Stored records
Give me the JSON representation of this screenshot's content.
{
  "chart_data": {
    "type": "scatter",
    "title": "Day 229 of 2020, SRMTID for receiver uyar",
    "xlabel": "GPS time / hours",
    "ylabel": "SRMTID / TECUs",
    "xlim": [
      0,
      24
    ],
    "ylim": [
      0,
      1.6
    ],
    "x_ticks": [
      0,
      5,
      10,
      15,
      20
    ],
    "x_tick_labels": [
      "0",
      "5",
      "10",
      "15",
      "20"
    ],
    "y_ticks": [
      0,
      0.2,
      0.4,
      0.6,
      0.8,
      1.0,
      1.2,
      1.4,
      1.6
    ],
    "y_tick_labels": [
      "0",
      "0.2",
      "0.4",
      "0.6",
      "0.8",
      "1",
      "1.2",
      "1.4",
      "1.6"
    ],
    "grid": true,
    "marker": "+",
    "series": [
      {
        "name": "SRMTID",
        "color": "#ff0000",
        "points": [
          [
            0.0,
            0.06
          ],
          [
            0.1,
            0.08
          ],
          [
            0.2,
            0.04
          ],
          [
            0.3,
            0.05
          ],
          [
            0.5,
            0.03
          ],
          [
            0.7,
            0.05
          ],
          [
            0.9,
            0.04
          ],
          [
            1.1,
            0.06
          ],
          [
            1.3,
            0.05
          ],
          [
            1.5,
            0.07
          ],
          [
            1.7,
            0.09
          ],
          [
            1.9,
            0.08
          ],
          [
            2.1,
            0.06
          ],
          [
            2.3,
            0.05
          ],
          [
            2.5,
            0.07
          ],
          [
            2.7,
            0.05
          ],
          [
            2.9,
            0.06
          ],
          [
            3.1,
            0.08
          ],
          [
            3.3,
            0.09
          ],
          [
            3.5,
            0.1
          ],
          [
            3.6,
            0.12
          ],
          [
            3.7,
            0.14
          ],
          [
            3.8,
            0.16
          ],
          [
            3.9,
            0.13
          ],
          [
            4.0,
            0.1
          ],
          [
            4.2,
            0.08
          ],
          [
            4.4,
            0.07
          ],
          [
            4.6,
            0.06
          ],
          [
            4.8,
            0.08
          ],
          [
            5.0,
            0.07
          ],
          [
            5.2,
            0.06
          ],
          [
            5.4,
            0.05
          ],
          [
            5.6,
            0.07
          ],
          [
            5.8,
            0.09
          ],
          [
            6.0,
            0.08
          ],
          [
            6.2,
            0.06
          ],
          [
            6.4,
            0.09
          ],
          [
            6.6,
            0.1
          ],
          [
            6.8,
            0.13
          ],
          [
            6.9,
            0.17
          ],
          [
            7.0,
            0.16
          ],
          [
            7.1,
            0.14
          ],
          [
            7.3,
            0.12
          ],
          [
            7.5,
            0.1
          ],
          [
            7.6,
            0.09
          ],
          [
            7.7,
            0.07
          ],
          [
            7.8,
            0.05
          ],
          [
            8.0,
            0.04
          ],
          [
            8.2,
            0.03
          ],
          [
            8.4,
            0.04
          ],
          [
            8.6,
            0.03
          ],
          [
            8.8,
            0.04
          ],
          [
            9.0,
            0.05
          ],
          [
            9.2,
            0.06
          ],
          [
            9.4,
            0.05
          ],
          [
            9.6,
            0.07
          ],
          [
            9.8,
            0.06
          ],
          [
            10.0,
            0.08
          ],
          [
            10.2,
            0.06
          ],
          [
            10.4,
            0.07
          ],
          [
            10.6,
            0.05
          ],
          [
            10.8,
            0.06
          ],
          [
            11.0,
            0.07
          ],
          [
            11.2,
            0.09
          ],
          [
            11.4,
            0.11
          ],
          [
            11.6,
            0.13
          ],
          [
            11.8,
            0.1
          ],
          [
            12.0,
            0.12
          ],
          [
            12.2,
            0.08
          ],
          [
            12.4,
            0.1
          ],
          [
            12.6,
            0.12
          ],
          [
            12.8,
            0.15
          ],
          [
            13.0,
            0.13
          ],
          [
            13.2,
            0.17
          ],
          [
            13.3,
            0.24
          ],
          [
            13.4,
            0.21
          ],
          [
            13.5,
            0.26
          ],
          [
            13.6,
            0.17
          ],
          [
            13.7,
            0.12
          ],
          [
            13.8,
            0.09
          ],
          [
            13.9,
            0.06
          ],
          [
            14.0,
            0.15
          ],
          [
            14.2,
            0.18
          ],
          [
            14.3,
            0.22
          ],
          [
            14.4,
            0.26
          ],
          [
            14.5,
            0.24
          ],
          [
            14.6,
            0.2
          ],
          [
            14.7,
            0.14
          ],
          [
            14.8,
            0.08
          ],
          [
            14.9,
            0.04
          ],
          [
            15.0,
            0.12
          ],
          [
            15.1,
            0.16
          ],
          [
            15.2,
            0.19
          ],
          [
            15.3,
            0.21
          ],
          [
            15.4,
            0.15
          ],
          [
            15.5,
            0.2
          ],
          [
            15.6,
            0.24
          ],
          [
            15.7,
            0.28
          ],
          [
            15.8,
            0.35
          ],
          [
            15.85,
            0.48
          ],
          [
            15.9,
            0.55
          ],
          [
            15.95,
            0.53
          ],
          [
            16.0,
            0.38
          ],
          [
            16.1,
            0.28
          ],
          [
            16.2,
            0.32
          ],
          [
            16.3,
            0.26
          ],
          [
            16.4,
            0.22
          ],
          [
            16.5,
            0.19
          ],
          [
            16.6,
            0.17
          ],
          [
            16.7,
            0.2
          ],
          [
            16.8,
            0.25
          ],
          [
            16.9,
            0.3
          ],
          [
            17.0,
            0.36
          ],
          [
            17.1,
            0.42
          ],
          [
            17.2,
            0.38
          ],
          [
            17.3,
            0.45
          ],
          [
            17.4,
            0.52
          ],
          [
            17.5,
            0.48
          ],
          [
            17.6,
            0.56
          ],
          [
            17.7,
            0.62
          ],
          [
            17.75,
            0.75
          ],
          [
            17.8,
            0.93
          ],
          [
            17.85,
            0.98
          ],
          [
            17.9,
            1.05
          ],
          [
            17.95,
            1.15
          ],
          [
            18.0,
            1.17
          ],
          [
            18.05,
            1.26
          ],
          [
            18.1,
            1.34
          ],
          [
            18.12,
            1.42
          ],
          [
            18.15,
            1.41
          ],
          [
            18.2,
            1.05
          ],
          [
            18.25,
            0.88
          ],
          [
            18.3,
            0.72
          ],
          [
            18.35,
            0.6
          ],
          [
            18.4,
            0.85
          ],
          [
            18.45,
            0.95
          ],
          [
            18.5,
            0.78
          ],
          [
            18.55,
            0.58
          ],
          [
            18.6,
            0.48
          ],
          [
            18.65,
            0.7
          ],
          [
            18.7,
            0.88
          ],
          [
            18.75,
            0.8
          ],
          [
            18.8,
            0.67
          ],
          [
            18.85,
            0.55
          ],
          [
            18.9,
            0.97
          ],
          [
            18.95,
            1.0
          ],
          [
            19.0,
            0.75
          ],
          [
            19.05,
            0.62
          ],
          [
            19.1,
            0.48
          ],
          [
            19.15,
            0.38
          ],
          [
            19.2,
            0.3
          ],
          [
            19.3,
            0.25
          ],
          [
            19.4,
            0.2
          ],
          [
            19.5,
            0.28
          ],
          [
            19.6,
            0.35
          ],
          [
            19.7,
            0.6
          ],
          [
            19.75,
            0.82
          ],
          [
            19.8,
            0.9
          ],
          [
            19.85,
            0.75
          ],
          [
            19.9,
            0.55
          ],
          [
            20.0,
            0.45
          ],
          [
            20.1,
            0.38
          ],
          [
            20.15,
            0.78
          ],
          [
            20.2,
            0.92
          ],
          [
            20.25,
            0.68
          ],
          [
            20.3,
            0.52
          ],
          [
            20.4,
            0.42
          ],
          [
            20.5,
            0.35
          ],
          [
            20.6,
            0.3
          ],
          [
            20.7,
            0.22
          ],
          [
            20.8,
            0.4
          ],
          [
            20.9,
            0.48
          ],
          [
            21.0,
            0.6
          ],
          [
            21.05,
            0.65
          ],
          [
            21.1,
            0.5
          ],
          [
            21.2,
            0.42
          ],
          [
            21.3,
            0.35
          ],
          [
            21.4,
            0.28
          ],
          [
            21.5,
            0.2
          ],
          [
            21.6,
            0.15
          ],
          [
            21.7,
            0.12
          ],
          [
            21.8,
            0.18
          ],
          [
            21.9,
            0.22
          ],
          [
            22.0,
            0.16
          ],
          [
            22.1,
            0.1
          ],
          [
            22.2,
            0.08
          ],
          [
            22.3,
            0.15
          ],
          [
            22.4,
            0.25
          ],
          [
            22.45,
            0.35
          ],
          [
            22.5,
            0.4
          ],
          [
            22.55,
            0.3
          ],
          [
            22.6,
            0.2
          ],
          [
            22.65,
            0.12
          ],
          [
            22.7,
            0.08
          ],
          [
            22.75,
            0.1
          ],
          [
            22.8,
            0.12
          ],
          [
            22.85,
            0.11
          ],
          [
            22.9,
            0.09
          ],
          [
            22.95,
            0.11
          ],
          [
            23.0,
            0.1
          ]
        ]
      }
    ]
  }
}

=== WRITTEN TASK ===
Extract, from the material above, each line holding the word "SRMTID".

=== REPLY ===
    "title": "Day 229 of 2020, SRMTID for receiver uyar",
    "ylabel": "SRMTID / TECUs",
        "name": "SRMTID",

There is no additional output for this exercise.